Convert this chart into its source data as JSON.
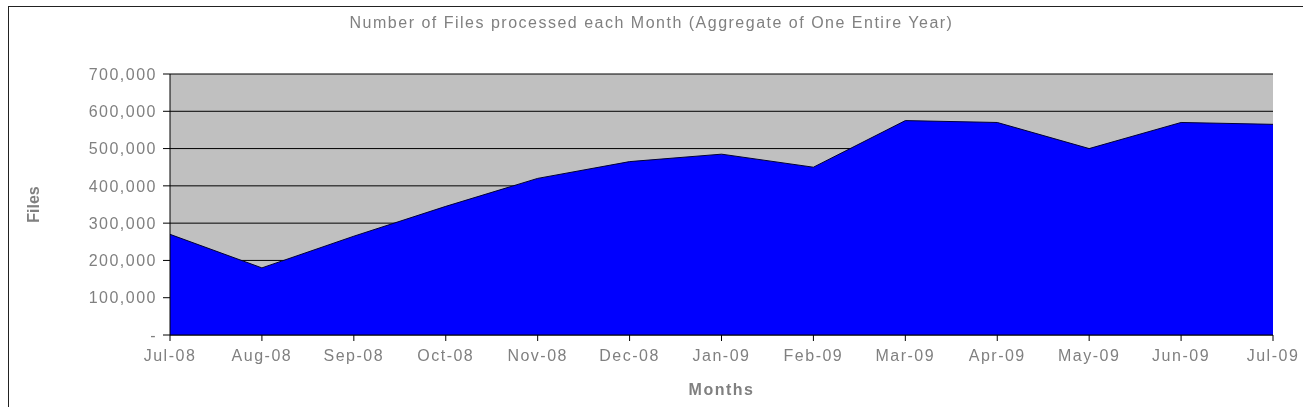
{
  "chart_data": {
    "type": "area",
    "title": "Number of Files processed each Month (Aggregate of One Entire Year)",
    "xlabel": "Months",
    "ylabel": "Files",
    "categories": [
      "Jul-08",
      "Aug-08",
      "Sep-08",
      "Oct-08",
      "Nov-08",
      "Dec-08",
      "Jan-09",
      "Feb-09",
      "Mar-09",
      "Apr-09",
      "May-09",
      "Jun-09",
      "Jul-09"
    ],
    "values": [
      270000,
      180000,
      265000,
      345000,
      420000,
      465000,
      485000,
      450000,
      575000,
      570000,
      500000,
      570000,
      565000
    ],
    "color": "#0000ff",
    "ylim": [
      0,
      700000
    ],
    "yticks": [
      {
        "value": 0,
        "label": "-"
      },
      {
        "value": 100000,
        "label": "100,000"
      },
      {
        "value": 200000,
        "label": "200,000"
      },
      {
        "value": 300000,
        "label": "300,000"
      },
      {
        "value": 400000,
        "label": "400,000"
      },
      {
        "value": 500000,
        "label": "500,000"
      },
      {
        "value": 600000,
        "label": "600,000"
      },
      {
        "value": 700000,
        "label": "700,000"
      }
    ],
    "grid": "y"
  }
}
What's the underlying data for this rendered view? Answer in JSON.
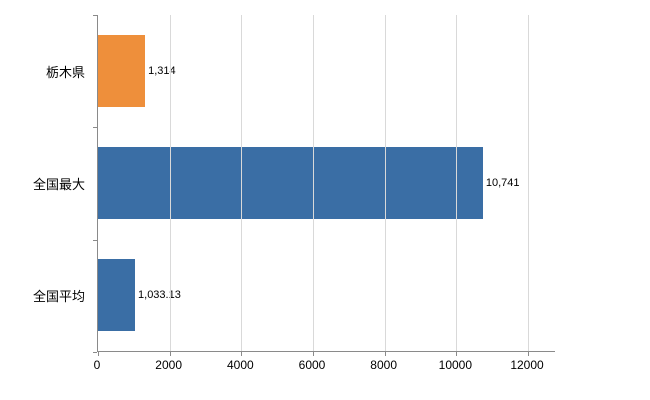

※ ※ ※

- **EXERCISE GOAL**: Show every line from the entries above in which the word "Files" appears.

- **FINAL RESULT**:
    "title": "Number of Files processed each Month (Aggregate of One Entire Year)",
    "ylabel": "Files",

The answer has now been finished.